● **Goal**
Print the data exactly, leaving nothing out.

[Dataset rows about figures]

══════════

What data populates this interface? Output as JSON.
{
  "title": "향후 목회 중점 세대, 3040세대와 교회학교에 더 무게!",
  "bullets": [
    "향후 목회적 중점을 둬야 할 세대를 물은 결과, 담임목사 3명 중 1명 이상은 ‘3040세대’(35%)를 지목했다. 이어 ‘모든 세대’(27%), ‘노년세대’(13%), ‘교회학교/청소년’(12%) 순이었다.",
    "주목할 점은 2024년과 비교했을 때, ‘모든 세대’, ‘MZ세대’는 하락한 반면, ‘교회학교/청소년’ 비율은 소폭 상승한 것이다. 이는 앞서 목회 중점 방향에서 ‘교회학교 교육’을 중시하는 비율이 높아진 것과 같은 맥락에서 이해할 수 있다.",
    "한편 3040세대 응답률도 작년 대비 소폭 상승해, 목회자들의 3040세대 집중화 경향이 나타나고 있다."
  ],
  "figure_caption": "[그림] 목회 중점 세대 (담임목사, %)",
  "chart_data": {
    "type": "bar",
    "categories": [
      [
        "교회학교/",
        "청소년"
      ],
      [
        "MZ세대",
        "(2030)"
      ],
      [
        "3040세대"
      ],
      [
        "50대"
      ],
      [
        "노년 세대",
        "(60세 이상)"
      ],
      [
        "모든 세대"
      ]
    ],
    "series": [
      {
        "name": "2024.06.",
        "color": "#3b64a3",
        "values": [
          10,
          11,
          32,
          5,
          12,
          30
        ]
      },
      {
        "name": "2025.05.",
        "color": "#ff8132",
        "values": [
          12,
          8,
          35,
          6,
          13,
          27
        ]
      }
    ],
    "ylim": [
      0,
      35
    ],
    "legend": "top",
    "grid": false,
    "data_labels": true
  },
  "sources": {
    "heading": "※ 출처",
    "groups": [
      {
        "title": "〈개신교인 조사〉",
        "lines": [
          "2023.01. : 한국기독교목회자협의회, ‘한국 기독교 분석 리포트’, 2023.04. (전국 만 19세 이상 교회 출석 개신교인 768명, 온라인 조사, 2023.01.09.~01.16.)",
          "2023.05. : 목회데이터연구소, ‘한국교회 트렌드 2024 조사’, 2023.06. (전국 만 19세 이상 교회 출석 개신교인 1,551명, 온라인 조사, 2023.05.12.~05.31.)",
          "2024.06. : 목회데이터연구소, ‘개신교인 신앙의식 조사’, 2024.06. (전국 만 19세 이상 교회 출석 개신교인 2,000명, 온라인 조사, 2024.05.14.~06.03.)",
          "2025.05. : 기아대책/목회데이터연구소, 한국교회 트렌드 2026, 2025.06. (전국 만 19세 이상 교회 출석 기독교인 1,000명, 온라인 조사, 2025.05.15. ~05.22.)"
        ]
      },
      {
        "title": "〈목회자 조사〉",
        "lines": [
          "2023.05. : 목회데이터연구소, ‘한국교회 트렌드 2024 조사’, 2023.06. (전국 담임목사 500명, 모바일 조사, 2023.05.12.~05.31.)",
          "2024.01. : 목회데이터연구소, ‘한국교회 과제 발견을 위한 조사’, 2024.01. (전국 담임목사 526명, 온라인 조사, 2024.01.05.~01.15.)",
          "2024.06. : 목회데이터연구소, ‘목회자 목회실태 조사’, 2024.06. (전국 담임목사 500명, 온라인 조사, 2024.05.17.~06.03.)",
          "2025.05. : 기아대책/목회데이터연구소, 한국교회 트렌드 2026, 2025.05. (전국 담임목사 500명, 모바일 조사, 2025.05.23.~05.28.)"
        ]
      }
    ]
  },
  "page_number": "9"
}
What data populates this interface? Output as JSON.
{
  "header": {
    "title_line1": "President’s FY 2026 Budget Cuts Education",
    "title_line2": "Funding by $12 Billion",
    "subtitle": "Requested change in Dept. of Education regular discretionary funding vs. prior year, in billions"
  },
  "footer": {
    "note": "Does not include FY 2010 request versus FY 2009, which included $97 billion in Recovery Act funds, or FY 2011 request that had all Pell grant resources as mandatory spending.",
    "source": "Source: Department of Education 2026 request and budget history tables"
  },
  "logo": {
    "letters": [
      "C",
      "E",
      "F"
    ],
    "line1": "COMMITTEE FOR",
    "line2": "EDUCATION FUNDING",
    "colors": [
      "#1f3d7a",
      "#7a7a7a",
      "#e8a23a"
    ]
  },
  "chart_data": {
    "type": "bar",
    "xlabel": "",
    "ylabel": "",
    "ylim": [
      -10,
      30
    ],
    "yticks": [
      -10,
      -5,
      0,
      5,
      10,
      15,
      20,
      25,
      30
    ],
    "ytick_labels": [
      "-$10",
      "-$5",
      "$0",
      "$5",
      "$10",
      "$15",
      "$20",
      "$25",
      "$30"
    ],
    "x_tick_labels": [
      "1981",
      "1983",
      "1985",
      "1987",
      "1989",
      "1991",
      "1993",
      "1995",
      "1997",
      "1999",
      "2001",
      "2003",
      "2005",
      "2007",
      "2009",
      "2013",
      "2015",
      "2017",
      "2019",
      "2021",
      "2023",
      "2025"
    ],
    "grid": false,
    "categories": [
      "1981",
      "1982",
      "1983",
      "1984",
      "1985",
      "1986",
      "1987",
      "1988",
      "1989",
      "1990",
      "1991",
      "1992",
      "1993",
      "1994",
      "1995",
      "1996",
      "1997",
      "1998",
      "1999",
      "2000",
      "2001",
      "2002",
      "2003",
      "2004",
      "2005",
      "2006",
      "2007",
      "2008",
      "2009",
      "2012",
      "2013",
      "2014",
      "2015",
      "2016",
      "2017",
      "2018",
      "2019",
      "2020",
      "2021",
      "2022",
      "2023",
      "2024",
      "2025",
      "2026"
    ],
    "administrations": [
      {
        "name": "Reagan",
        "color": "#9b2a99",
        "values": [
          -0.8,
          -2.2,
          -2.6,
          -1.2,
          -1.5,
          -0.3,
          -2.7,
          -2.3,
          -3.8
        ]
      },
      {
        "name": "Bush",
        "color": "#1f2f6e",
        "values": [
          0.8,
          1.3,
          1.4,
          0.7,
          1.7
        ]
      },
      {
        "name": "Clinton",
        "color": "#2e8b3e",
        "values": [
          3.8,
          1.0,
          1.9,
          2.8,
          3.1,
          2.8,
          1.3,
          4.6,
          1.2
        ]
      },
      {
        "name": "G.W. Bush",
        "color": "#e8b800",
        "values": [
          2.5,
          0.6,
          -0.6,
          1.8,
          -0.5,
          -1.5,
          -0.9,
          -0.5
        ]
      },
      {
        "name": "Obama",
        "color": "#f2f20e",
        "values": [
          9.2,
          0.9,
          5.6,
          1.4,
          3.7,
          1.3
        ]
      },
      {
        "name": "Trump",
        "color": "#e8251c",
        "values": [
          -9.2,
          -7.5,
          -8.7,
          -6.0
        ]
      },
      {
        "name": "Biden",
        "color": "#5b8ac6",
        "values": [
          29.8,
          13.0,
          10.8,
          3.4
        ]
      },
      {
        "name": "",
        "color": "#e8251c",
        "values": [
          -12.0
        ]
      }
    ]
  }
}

══════════

● **Answer to this exercise**
What data populates this interface? Output as JSON.
{
  "title": "향후 목회 중점 세대, 3040세대와 교회학교에 더 무게!",
  "bullets": [
    "향후 목회적 중점을 둬야 할 세대를 물은 결과, 담임목사 3명 중 1명 이상은 ‘3040세대’(35%)를 지목했다. 이어 ‘모든 세대’(27%), ‘노년세대’(13%), ‘교회학교/청소년’(12%) 순이었다.",
    "주목할 점은 2024년과 비교했을 때, ‘모든 세대’, ‘MZ세대’는 하락한 반면, ‘교회학교/청소년’ 비율은 소폭 상승한 것이다. 이는 앞서 목회 중점 방향에서 ‘교회학교 교육’을 중시하는 비율이 높아진 것과 같은 맥락에서 이해할 수 있다.",
    "한편 3040세대 응답률도 작년 대비 소폭 상승해, 목회자들의 3040세대 집중화 경향이 나타나고 있다."
  ],
  "figure_caption": "[그림] 목회 중점 세대 (담임목사, %)",
  "chart_data": {
    "type": "bar",
    "categories": [
      [
        "교회학교/",
        "청소년"
      ],
      [
        "MZ세대",
        "(2030)"
      ],
      [
        "3040세대"
      ],
      [
        "50대"
      ],
      [
        "노년 세대",
        "(60세 이상)"
      ],
      [
        "모든 세대"
      ]
    ],
    "series": [
      {
        "name": "2024.06.",
        "color": "#3b64a3",
        "values": [
          10,
          11,
          32,
          5,
          12,
          30
        ]
      },
      {
        "name": "2025.05.",
        "color": "#ff8132",
        "values": [
          12,
          8,
          35,
          6,
          13,
          27
        ]
      }
    ],
    "ylim": [
      0,
      35
    ],
    "legend": "top",
    "grid": false,
    "data_labels": true
  },
  "sources": {
    "heading": "※ 출처",
    "groups": [
      {
        "title": "〈개신교인 조사〉",
        "lines": [
          "2023.01. : 한국기독교목회자협의회, ‘한국 기독교 분석 리포트’, 2023.04. (전국 만 19세 이상 교회 출석 개신교인 768명, 온라인 조사, 2023.01.09.~01.16.)",
          "2023.05. : 목회데이터연구소, ‘한국교회 트렌드 2024 조사’, 2023.06. (전국 만 19세 이상 교회 출석 개신교인 1,551명, 온라인 조사, 2023.05.12.~05.31.)",
          "2024.06. : 목회데이터연구소, ‘개신교인 신앙의식 조사’, 2024.06. (전국 만 19세 이상 교회 출석 개신교인 2,000명, 온라인 조사, 2024.05.14.~06.03.)",
          "2025.05. : 기아대책/목회데이터연구소, 한국교회 트렌드 2026, 2025.06. (전국 만 19세 이상 교회 출석 기독교인 1,000명, 온라인 조사, 2025.05.15. ~05.22.)"
        ]
      },
      {
        "title": "〈목회자 조사〉",
        "lines": [
          "2023.05. : 목회데이터연구소, ‘한국교회 트렌드 2024 조사’, 2023.06. (전국 담임목사 500명, 모바일 조사, 2023.05.12.~05.31.)",
          "2024.01. : 목회데이터연구소, ‘한국교회 과제 발견을 위한 조사’, 2024.01. (전국 담임목사 526명, 온라인 조사, 2024.01.05.~01.15.)",
          "2024.06. : 목회데이터연구소, ‘목회자 목회실태 조사’, 2024.06. (전국 담임목사 500명, 온라인 조사, 2024.05.17.~06.03.)",
          "2025.05. : 기아대책/목회데이터연구소, 한국교회 트렌드 2026, 2025.05. (전국 담임목사 500명, 모바일 조사, 2025.05.23.~05.28.)"
        ]
      }
    ]
  },
  "page_number": "9"
}
What data populates this interface? Output as JSON.
{
  "header": {
    "title_line1": "President’s FY 2026 Budget Cuts Education",
    "title_line2": "Funding by $12 Billion",
    "subtitle": "Requested change in Dept. of Education regular discretionary funding vs. prior year, in billions"
  },
  "footer": {
    "note": "Does not include FY 2010 request versus FY 2009, which included $97 billion in Recovery Act funds, or FY 2011 request that had all Pell grant resources as mandatory spending.",
    "source": "Source: Department of Education 2026 request and budget history tables"
  },
  "logo": {
    "letters": [
      "C",
      "E",
      "F"
    ],
    "line1": "COMMITTEE FOR",
    "line2": "EDUCATION FUNDING",
    "colors": [
      "#1f3d7a",
      "#7a7a7a",
      "#e8a23a"
    ]
  },
  "chart_data": {
    "type": "bar",
    "xlabel": "",
    "ylabel": "",
    "ylim": [
      -10,
      30
    ],
    "yticks": [
      -10,
      -5,
      0,
      5,
      10,
      15,
      20,
      25,
      30
    ],
    "ytick_labels": [
      "-$10",
      "-$5",
      "$0",
      "$5",
      "$10",
      "$15",
      "$20",
      "$25",
      "$30"
    ],
    "x_tick_labels": [
      "1981",
      "1983",
      "1985",
      "1987",
      "1989",
      "1991",
      "1993",
      "1995",
      "1997",
      "1999",
      "2001",
      "2003",
      "2005",
      "2007",
      "2009",
      "2013",
      "2015",
      "2017",
      "2019",
      "2021",
      "2023",
      "2025"
    ],
    "grid": false,
    "categories": [
      "1981",
      "1982",
      "1983",
      "1984",
      "1985",
      "1986",
      "1987",
      "1988",
      "1989",
      "1990",
      "1991",
      "1992",
      "1993",
      "1994",
      "1995",
      "1996",
      "1997",
      "1998",
      "1999",
      "2000",
      "2001",
      "2002",
      "2003",
      "2004",
      "2005",
      "2006",
      "2007",
      "2008",
      "2009",
      "2012",
      "2013",
      "2014",
      "2015",
      "2016",
      "2017",
      "2018",
      "2019",
      "2020",
      "2021",
      "2022",
      "2023",
      "2024",
      "2025",
      "2026"
    ],
    "administrations": [
      {
        "name": "Reagan",
        "color": "#9b2a99",
        "values": [
          -0.8,
          -2.2,
          -2.6,
          -1.2,
          -1.5,
          -0.3,
          -2.7,
          -2.3,
          -3.8
        ]
      },
      {
        "name": "Bush",
        "color": "#1f2f6e",
        "values": [
          0.8,
          1.3,
          1.4,
          0.7,
          1.7
        ]
      },
      {
        "name": "Clinton",
        "color": "#2e8b3e",
        "values": [
          3.8,
          1.0,
          1.9,
          2.8,
          3.1,
          2.8,
          1.3,
          4.6,
          1.2
        ]
      },
      {
        "name": "G.W. Bush",
        "color": "#e8b800",
        "values": [
          2.5,
          0.6,
          -0.6,
          1.8,
          -0.5,
          -1.5,
          -0.9,
          -0.5
        ]
      },
      {
        "name": "Obama",
        "color": "#f2f20e",
        "values": [
          9.2,
          0.9,
          5.6,
          1.4,
          3.7,
          1.3
        ]
      },
      {
        "name": "Trump",
        "color": "#e8251c",
        "values": [
          -9.2,
          -7.5,
          -8.7,
          -6.0
        ]
      },
      {
        "name": "Biden",
        "color": "#5b8ac6",
        "values": [
          29.8,
          13.0,
          10.8,
          3.4
        ]
      },
      {
        "name": "",
        "color": "#e8251c",
        "values": [
          -12.0
        ]
      }
    ]
  }
}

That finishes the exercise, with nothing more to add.